_EXERCISE DIRECTIONS:_
What is the number of lines containing the word "right"? Give that number alone.

_DATA IN THIS EXERCISE:_
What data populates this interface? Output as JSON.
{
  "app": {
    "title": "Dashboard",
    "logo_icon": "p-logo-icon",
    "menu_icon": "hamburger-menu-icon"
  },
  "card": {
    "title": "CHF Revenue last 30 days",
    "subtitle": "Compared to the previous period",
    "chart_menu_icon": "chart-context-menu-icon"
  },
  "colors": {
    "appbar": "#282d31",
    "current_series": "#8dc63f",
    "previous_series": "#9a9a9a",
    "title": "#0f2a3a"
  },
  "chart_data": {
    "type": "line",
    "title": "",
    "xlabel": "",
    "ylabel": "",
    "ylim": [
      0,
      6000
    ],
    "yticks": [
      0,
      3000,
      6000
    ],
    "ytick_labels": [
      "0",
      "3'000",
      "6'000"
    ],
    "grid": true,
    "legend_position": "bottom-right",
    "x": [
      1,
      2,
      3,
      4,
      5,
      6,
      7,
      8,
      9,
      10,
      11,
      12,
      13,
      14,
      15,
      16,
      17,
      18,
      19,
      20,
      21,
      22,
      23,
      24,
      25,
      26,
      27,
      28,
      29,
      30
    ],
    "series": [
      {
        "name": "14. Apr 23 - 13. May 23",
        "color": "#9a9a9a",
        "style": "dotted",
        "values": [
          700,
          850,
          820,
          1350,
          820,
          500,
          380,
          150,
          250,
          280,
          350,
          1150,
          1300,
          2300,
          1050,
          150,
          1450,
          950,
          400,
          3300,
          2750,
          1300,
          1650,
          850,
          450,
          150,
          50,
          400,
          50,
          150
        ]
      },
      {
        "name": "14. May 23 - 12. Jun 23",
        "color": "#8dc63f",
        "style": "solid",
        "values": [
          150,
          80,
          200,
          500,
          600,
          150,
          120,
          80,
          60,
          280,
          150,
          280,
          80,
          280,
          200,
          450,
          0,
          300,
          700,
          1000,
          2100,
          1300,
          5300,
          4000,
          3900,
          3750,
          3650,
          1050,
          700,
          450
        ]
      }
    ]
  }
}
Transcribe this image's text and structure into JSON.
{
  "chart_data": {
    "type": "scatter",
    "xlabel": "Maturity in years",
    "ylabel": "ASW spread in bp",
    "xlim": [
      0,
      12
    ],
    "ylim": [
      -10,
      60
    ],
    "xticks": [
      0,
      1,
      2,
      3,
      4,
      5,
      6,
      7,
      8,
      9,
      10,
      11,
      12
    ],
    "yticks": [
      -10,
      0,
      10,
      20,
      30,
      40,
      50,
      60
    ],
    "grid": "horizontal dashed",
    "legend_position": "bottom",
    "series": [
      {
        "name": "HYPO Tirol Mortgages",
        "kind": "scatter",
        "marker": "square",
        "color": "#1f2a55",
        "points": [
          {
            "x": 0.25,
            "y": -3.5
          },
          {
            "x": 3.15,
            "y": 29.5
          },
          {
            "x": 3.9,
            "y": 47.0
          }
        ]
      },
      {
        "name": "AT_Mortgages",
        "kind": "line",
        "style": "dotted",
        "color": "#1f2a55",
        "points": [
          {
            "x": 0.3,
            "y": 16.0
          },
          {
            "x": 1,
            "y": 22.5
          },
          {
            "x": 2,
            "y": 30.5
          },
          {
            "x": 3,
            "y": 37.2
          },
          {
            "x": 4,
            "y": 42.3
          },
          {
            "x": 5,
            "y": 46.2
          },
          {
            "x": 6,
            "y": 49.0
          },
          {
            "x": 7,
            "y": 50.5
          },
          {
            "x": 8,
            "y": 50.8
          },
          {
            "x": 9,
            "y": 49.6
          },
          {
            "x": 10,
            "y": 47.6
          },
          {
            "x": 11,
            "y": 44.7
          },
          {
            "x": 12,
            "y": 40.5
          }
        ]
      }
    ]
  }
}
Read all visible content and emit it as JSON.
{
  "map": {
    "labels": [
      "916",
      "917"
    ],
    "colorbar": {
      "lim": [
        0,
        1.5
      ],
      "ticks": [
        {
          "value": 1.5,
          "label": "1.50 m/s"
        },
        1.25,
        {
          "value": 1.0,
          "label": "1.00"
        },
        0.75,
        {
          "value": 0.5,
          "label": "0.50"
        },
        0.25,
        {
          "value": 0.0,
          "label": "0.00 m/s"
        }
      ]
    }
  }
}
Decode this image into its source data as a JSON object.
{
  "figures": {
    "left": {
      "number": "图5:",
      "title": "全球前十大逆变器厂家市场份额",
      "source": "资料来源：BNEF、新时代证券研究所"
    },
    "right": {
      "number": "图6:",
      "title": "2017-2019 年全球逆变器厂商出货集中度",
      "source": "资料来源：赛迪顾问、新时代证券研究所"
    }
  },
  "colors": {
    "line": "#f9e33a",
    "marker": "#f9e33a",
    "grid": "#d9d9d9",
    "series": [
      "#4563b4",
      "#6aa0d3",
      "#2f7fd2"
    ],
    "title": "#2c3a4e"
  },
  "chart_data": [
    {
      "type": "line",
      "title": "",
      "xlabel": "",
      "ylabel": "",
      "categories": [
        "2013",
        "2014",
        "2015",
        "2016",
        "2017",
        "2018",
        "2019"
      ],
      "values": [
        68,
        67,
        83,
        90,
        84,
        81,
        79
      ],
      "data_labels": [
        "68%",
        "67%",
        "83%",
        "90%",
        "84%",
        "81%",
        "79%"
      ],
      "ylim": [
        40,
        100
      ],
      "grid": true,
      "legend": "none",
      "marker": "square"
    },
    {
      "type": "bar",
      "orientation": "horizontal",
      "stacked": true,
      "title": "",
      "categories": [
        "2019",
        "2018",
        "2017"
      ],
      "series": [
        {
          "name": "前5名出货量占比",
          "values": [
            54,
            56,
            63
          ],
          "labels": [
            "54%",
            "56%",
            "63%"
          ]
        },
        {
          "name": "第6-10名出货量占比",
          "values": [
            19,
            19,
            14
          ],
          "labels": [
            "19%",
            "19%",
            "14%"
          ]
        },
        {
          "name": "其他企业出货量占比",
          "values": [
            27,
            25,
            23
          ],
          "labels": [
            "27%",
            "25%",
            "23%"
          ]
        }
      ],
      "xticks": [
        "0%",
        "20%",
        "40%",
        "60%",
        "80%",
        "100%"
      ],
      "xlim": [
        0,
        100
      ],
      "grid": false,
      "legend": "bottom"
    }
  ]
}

_SOLUTION TO THE PROBLEM:_
2